___ Texto de origem

Opinião
"Não é impossível termos outro pântano depois das europeias de 2024"
No seu espaço de opinião habitual na SIC, o comentador Marques Mendes fala sobre o caso TAP, a demissão de Alexandra Reis e de Pedro Nuno Santos, os problemas de António Costa e o futuro político do atual Executivo, cuja legislatura arrisca não chegar ao fim.
A DEMISSÃO DA SECRETÁRIA DE ESTADO
- Esta crise é um "tsunami" na imagem do Governo. Desde que o Correio da Manhã noticiou o caso, a demissão da SE era inevitável. O seu comportamento é absolutamente imoral. Imoral pelo pedido que fez para sair da TAP: um milhão e meio de euros. Imoral porque sai com uma indemnização milionária, enquanto os trabalhadores da TAP têm cortes salariais. Imoral porque aceitou ser gestora de outra empresa do Estado, sem a hombridade de devolver a indemnização que recebeu. Acaba a perder tudo: cargo no governo, lugar na NAV e até pode perder a indemnização. Os oportunismos pagam-se.
- Neste processo, toda a gente andou mal, no Governo e na TAP:
- Primeiro, Pedro Nuno Santos. O seu Ministério "sancionou" esta indemnização. Mesmo que pessoalmente não soubesse, o seu Ministério sabia. O que vai dar ao mesmo. A seguir, voltou a agir mal ao nomear esta gestora para outra empresa do Estado, mantendo-se a indemnização que antes recebeu. Duas decisões incompreensíveis. Só podia sair do Governo.

______
___ Registos do conjunto

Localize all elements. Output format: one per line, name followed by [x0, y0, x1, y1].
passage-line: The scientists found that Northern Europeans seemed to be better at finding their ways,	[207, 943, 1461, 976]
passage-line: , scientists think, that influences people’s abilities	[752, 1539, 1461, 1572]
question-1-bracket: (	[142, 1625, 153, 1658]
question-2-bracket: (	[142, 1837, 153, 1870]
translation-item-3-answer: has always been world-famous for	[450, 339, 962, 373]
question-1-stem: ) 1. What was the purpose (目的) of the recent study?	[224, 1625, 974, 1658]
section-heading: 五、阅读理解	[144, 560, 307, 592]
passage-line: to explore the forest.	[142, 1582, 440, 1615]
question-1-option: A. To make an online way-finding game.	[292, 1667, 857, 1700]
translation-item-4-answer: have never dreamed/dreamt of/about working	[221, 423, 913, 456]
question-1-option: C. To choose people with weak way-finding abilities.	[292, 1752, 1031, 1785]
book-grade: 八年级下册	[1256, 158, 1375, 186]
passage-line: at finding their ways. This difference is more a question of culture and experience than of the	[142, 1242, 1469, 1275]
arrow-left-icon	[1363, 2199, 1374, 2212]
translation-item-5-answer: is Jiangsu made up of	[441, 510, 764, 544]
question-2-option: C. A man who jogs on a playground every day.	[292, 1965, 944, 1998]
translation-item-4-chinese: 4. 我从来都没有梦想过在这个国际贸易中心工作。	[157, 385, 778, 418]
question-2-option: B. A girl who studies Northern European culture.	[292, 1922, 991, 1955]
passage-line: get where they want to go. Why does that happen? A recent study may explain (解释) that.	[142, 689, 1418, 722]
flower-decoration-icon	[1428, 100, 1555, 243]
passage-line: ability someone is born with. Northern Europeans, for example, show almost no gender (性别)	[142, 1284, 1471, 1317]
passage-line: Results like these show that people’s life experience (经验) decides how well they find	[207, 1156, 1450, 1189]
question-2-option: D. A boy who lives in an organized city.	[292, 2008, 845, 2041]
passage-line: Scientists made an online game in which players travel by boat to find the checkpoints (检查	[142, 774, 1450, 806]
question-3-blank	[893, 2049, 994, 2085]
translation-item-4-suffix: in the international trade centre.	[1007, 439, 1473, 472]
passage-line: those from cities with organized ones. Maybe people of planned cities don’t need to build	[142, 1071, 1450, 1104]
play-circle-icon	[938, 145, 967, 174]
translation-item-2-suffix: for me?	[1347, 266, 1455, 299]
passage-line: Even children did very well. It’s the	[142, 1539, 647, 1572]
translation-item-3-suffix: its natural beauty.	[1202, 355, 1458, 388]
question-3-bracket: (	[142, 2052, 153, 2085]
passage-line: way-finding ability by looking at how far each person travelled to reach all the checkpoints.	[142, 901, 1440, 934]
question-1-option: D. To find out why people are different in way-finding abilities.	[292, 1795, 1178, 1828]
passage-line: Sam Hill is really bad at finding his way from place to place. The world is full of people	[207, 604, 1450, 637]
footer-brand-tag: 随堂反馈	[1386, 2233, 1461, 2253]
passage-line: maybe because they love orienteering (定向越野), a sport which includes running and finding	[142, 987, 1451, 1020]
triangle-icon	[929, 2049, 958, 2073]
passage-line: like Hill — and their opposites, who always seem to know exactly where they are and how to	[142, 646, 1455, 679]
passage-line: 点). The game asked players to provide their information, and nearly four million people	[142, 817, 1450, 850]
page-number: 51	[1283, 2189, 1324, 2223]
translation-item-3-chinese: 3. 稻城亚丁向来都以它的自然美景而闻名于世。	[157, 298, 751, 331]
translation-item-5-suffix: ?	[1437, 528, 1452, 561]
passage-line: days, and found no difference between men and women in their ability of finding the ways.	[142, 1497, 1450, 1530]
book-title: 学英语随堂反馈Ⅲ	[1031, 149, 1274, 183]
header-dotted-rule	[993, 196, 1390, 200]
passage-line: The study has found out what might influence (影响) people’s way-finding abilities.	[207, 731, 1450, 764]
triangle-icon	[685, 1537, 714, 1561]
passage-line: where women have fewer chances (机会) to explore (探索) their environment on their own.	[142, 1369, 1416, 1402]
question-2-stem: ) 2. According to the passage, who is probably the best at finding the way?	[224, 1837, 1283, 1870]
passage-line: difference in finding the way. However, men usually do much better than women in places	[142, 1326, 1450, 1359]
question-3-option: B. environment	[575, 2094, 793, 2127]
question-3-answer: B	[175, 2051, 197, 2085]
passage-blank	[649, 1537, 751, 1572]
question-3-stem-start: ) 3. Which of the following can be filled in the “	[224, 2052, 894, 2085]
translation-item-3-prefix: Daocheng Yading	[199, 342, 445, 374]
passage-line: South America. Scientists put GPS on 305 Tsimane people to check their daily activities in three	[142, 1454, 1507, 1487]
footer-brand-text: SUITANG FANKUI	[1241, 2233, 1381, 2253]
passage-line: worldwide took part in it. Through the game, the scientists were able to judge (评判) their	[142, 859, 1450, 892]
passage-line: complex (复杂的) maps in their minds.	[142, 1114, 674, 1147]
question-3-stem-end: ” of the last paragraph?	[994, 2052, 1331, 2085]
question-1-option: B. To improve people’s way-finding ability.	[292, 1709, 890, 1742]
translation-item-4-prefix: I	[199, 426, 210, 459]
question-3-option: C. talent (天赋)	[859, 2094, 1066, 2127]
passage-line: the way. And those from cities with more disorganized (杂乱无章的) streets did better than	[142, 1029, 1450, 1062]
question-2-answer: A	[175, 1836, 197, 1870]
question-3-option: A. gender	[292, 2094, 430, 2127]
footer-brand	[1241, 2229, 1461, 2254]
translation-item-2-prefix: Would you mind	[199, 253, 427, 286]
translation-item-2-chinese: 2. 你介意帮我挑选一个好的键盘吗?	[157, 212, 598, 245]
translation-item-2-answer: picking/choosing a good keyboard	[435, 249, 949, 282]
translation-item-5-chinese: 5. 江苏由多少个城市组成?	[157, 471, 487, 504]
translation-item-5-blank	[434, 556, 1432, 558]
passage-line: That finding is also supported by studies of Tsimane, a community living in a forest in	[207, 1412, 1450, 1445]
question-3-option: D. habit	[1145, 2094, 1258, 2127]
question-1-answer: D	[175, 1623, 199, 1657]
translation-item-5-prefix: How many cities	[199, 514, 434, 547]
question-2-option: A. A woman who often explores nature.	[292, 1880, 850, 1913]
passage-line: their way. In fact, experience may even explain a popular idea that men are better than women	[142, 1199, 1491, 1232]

______

| O que fazer |
Enumere todas as pessoas referidas pelo nome no artigo de opinião sobre o caso TAP.

| Resposta redigida |
As pessoas referidas pelo nome são Marques Mendes, Alexandra Reis, Pedro Nuno Santos e António Costa.